Dataset records:
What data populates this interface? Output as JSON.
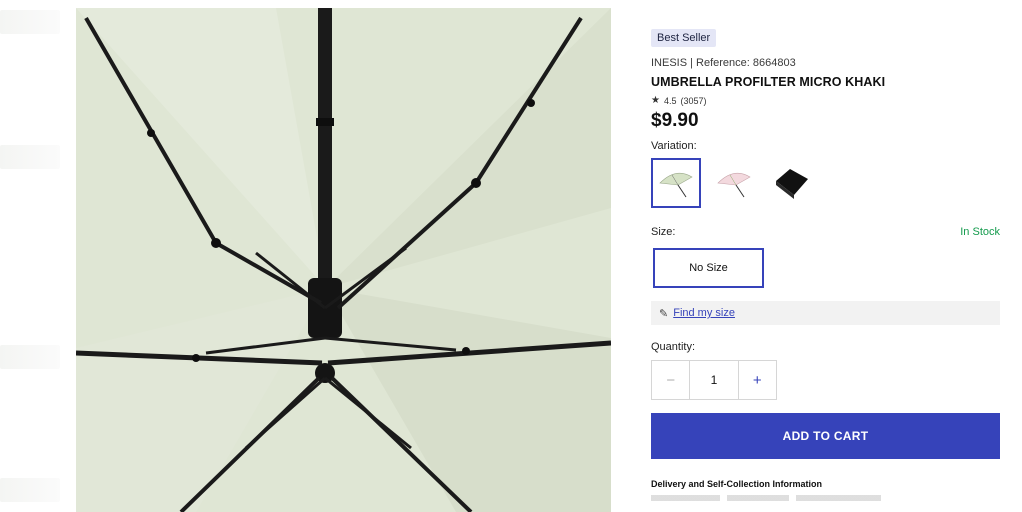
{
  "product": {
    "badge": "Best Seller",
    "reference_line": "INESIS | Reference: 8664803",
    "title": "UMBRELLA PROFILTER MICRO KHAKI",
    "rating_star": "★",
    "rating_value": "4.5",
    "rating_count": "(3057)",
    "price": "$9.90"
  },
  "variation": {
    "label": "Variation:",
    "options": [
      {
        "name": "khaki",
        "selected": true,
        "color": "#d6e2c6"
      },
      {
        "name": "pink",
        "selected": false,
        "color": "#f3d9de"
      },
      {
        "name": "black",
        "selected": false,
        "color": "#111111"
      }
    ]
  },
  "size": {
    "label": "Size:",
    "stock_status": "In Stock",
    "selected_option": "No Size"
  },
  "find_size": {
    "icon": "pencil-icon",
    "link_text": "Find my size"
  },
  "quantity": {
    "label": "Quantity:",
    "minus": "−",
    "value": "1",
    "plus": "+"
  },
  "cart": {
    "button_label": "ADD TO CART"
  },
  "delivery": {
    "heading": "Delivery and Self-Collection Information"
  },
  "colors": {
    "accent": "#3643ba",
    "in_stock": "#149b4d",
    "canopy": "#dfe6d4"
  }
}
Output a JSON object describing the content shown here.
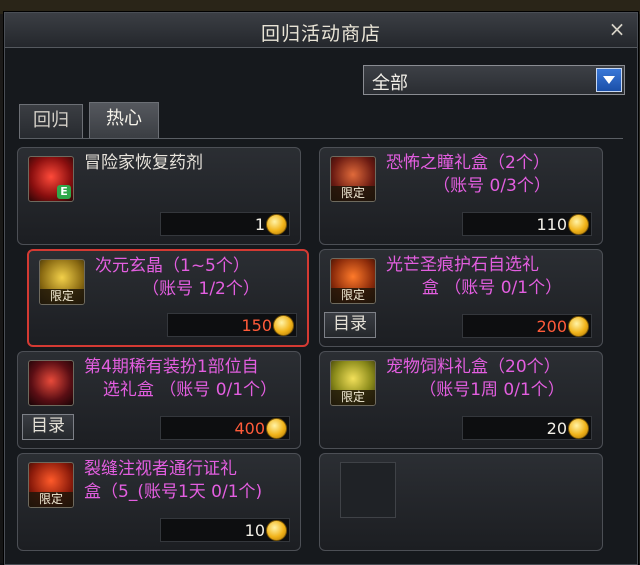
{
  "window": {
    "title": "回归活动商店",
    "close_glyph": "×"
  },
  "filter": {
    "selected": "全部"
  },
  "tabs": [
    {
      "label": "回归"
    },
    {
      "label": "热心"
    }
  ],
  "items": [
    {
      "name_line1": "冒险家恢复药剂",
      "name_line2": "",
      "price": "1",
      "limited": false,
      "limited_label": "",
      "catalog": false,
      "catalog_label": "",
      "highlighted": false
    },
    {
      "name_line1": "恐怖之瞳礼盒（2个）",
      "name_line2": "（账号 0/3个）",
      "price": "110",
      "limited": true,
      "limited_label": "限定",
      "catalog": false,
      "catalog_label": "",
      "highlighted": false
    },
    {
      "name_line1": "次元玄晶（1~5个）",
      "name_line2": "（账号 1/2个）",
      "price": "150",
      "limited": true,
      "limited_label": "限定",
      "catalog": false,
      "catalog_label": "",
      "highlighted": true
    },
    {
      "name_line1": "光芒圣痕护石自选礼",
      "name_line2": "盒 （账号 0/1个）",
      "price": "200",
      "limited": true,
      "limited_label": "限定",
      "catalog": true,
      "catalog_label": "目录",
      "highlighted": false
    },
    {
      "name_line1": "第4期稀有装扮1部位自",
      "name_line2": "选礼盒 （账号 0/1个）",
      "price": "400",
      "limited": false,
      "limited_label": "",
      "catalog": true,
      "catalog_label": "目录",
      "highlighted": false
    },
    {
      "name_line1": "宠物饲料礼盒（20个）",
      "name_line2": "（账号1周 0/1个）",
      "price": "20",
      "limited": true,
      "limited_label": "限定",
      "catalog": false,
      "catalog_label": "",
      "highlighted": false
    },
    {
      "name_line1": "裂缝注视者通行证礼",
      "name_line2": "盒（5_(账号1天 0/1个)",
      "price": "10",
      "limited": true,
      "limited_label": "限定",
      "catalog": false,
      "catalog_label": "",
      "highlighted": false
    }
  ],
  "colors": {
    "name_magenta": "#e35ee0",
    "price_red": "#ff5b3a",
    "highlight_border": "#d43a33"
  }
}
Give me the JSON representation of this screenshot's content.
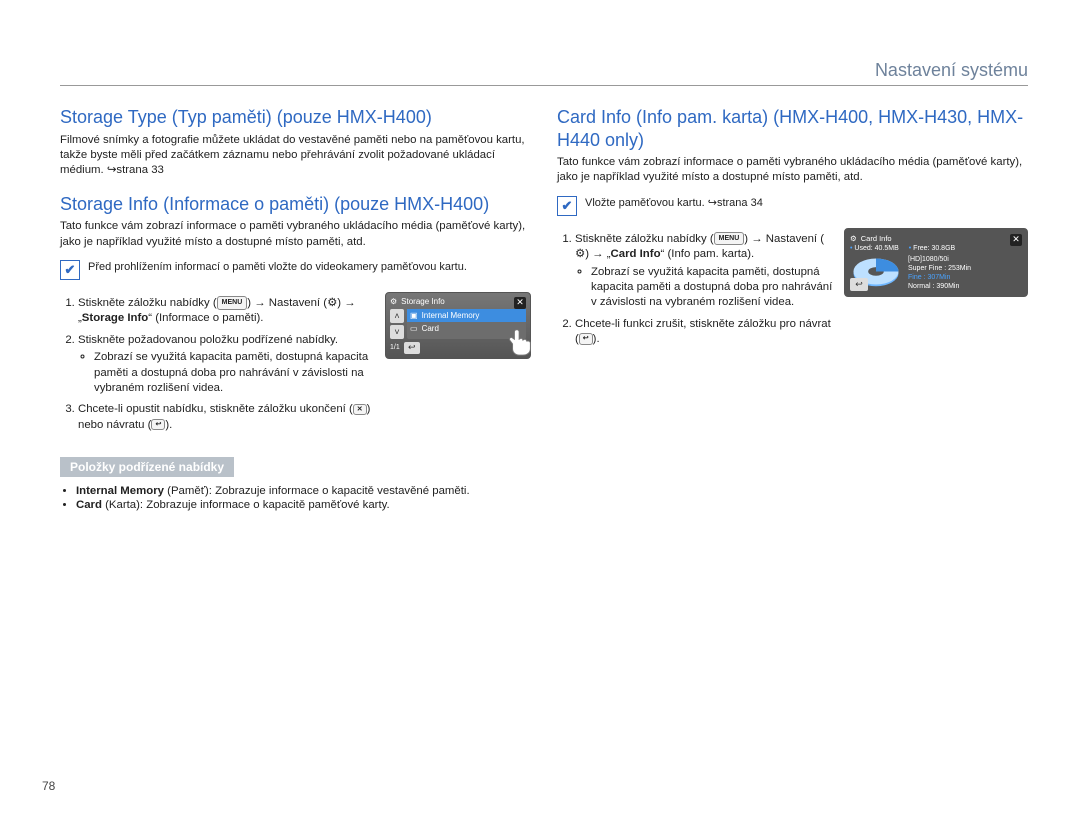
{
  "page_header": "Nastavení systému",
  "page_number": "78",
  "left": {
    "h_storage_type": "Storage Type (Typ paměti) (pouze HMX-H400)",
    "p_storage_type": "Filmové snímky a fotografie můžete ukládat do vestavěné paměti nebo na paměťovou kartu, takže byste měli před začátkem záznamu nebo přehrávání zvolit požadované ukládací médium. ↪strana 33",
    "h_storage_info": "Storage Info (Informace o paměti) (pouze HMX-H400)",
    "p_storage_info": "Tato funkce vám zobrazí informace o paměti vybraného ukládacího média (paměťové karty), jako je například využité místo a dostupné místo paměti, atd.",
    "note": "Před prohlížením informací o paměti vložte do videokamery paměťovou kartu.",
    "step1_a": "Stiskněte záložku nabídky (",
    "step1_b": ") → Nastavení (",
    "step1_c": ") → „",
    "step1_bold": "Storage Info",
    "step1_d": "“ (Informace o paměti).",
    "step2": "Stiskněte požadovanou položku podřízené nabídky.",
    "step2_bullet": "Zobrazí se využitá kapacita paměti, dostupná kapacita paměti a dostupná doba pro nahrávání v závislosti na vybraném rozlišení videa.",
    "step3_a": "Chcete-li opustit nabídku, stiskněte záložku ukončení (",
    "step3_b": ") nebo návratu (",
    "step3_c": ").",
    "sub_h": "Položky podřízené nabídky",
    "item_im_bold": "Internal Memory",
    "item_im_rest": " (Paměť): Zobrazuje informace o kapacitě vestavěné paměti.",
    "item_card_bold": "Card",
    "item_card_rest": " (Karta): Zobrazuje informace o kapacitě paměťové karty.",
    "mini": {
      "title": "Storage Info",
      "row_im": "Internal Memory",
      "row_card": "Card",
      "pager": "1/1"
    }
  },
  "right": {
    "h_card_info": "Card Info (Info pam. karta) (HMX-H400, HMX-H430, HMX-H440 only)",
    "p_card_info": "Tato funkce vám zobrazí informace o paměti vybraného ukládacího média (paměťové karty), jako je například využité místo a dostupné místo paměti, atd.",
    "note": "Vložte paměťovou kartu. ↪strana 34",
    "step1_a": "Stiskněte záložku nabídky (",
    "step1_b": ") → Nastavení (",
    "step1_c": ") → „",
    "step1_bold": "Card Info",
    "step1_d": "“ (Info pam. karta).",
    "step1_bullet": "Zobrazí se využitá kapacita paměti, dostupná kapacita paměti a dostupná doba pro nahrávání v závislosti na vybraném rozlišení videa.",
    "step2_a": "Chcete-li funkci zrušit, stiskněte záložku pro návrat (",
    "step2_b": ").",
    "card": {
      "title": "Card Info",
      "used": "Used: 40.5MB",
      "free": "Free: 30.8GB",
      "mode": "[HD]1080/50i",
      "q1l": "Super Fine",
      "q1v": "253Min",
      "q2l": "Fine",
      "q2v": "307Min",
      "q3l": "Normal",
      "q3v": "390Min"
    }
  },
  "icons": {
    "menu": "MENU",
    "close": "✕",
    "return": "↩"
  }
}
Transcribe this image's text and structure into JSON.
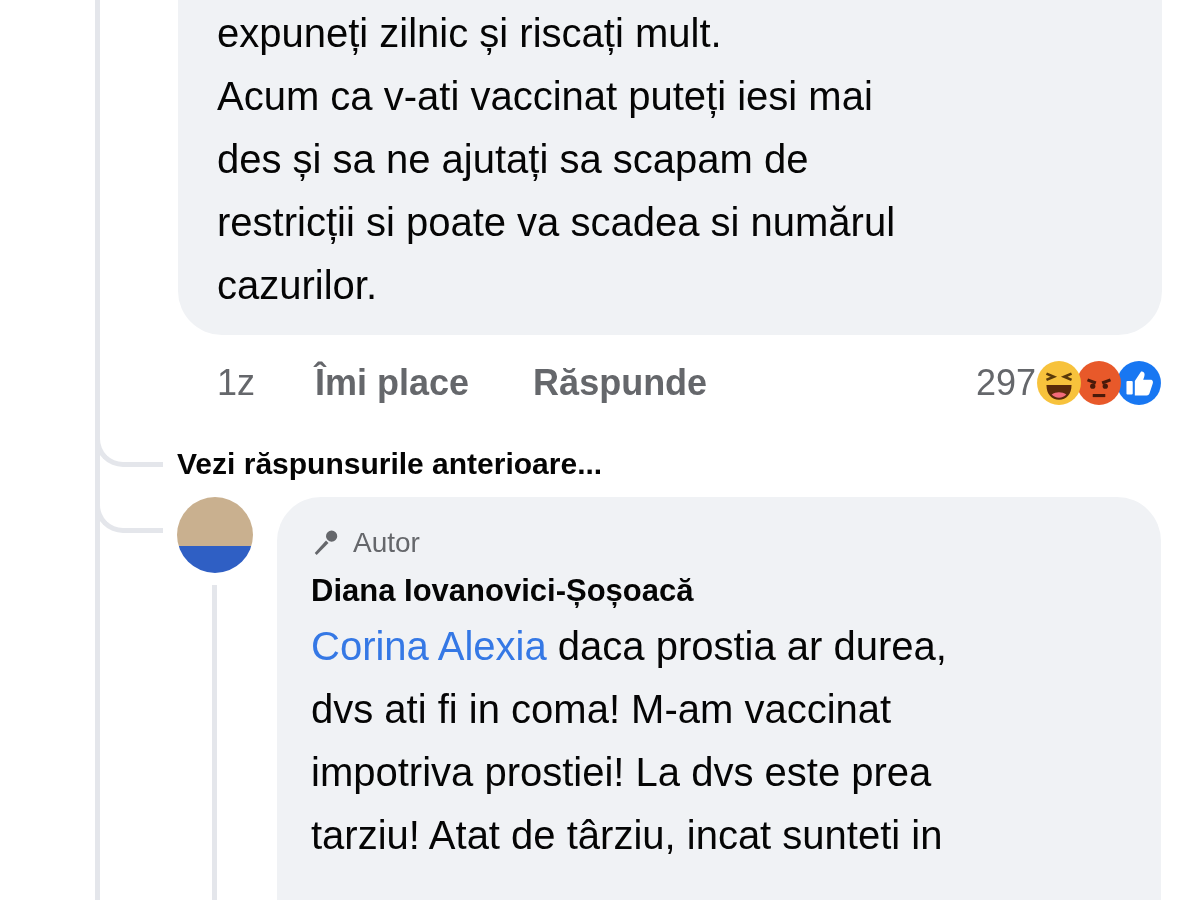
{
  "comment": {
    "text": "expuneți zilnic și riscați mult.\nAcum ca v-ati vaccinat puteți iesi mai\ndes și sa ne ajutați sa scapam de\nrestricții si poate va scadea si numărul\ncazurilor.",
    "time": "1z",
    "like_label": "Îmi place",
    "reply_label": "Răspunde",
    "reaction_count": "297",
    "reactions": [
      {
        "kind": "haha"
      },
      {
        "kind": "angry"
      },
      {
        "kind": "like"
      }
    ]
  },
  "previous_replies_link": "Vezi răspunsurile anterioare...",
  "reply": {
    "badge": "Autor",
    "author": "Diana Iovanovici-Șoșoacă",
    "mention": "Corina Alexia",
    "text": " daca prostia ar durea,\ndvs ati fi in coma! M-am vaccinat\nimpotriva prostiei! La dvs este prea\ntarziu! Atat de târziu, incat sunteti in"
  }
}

| What you need to do |
Which lines contain the word "kapacitě"? Copy each of them.

| Task solution |
    "item_im_rest": " (Paměť): Zobrazuje informace o kapacitě vestavěné paměti.",
    "item_card_rest": " (Karta): Zobrazuje informace o kapacitě paměťové karty.",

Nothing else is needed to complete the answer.